EXERCISE DIRECTIONS:
Quote the listing below in full, reproducing every line without changing a single character.

[start]

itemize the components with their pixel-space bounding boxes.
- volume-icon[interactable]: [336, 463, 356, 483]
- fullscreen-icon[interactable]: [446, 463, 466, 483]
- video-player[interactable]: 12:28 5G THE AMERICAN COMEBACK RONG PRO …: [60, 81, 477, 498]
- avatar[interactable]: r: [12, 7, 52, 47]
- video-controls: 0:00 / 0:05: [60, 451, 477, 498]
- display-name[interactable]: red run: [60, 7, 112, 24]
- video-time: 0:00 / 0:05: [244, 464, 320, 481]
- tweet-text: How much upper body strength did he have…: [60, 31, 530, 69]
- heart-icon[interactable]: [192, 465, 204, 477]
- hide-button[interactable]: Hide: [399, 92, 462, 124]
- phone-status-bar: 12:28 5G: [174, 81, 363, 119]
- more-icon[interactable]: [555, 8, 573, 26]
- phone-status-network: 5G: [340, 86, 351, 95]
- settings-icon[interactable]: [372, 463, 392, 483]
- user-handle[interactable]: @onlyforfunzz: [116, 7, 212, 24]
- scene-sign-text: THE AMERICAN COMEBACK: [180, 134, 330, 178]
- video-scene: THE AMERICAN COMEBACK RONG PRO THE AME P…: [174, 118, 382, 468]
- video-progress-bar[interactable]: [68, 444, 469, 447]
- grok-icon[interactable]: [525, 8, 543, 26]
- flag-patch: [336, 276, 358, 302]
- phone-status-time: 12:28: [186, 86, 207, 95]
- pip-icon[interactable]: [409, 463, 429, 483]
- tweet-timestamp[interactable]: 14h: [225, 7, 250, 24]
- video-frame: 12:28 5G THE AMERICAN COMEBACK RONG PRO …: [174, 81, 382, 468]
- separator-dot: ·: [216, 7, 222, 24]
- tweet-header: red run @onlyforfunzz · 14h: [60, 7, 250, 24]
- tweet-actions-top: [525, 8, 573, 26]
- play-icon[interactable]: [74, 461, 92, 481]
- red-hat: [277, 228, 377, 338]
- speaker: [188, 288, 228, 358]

[end]

EXERCISE RESPONSE:
itemize the components with their pixel-space bounding boxes.
- volume-icon[interactable]: [336, 463, 356, 483]
- fullscreen-icon[interactable]: [446, 463, 466, 483]
- video-player[interactable]: 12:28 5G THE AMERICAN COMEBACK RONG PRO …: [60, 81, 477, 498]
- avatar[interactable]: r: [12, 7, 52, 47]
- video-controls: 0:00 / 0:05: [60, 451, 477, 498]
- display-name[interactable]: red run: [60, 7, 112, 24]
- video-time: 0:00 / 0:05: [244, 464, 320, 481]
- tweet-text: How much upper body strength did he have…: [60, 31, 530, 69]
- heart-icon[interactable]: [192, 465, 204, 477]
- hide-button[interactable]: Hide: [399, 92, 462, 124]
- phone-status-bar: 12:28 5G: [174, 81, 363, 119]
- more-icon[interactable]: [555, 8, 573, 26]
- phone-status-network: 5G: [340, 86, 351, 95]
- settings-icon[interactable]: [372, 463, 392, 483]
- user-handle[interactable]: @onlyforfunzz: [116, 7, 212, 24]
- scene-sign-text: THE AMERICAN COMEBACK: [180, 134, 330, 178]
- video-scene: THE AMERICAN COMEBACK RONG PRO THE AME P…: [174, 118, 382, 468]
- video-progress-bar[interactable]: [68, 444, 469, 447]
- grok-icon[interactable]: [525, 8, 543, 26]
- flag-patch: [336, 276, 358, 302]
- phone-status-time: 12:28: [186, 86, 207, 95]
- pip-icon[interactable]: [409, 463, 429, 483]
- tweet-timestamp[interactable]: 14h: [225, 7, 250, 24]
- video-frame: 12:28 5G THE AMERICAN COMEBACK RONG PRO …: [174, 81, 382, 468]
- separator-dot: ·: [216, 7, 222, 24]
- tweet-header: red run @onlyforfunzz · 14h: [60, 7, 250, 24]
- tweet-actions-top: [525, 8, 573, 26]
- play-icon[interactable]: [74, 461, 92, 481]
- red-hat: [277, 228, 377, 338]
- speaker: [188, 288, 228, 358]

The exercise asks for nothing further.